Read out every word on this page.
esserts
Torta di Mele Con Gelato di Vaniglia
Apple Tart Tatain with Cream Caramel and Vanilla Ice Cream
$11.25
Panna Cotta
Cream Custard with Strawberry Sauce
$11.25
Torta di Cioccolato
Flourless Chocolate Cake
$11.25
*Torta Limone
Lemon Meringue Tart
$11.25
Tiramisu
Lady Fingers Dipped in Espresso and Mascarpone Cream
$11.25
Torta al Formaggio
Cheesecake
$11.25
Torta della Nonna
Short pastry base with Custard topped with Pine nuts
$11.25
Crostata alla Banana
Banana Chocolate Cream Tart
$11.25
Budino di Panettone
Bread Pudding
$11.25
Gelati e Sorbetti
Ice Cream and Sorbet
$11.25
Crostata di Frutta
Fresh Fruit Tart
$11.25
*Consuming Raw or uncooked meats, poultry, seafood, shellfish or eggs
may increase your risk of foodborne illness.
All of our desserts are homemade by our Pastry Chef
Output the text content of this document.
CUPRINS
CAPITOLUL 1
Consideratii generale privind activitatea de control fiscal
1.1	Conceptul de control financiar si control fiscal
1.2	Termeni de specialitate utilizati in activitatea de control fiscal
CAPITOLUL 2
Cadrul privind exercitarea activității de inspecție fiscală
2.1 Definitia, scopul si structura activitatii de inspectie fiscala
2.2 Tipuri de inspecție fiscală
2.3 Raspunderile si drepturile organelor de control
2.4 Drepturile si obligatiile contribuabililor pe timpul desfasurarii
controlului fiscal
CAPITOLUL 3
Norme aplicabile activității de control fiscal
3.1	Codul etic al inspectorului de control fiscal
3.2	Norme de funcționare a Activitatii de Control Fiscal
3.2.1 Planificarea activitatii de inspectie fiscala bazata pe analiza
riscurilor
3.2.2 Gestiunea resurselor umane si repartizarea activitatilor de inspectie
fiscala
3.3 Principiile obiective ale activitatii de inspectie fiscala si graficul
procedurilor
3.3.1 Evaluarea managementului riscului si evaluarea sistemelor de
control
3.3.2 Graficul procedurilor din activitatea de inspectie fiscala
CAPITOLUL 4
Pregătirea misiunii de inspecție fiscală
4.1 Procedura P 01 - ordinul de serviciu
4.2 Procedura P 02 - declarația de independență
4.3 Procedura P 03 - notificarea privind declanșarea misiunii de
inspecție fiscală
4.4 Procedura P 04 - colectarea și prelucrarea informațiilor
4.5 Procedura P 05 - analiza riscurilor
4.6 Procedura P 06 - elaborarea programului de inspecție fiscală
##########
Copy out all lines above that include the string "Torta".

**TASK ANSWER**
Torta di Mele Con Gelato di Vaniglia
Torta di Cioccolato
*Torta Limone
Torta al Formaggio
Torta della Nonna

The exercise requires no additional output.